(Data records)

☆ ☆ ☆ ☆ ☆

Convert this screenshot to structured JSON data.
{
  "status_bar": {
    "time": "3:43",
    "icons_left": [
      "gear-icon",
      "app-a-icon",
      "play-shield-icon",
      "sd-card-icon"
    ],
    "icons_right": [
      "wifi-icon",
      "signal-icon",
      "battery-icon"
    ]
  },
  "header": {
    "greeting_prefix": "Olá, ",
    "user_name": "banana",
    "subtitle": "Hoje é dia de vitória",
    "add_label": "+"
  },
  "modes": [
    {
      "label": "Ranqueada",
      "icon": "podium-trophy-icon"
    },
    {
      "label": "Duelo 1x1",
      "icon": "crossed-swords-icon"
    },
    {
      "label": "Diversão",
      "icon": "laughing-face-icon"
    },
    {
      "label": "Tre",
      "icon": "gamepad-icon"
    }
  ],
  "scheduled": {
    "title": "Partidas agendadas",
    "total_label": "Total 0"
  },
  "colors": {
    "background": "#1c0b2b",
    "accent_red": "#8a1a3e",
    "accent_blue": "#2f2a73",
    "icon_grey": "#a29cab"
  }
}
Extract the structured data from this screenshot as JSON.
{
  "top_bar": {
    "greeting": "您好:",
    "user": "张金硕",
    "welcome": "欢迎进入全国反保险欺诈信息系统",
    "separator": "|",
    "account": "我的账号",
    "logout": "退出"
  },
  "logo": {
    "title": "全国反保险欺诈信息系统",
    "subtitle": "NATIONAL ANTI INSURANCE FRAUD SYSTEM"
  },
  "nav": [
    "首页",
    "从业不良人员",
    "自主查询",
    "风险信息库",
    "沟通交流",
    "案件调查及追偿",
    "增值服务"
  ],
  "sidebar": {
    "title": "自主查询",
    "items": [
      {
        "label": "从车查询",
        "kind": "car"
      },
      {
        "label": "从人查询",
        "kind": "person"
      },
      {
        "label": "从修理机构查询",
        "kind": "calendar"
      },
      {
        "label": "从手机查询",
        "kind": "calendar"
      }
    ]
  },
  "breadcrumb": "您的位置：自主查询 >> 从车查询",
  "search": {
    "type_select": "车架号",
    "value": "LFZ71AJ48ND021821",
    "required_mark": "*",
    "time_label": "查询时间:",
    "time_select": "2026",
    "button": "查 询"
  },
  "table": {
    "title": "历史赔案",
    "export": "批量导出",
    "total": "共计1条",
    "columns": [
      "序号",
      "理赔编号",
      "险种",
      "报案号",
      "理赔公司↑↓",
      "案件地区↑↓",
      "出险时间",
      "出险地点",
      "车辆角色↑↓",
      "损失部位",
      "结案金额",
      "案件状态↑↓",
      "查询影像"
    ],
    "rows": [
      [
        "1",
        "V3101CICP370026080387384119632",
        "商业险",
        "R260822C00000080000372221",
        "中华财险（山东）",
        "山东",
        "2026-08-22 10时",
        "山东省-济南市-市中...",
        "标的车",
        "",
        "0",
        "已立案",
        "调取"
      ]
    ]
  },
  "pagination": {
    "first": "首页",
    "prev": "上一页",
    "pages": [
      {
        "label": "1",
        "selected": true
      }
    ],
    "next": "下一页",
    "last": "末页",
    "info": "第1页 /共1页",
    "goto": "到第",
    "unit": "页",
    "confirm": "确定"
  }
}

☆ ☆ ☆ ☆ ☆

## Aim
In the listing above, find each line with the word "structured" and copy it.

## Result for this task
Convert this screenshot to structured JSON data.
Extract the structured data from this screenshot as JSON.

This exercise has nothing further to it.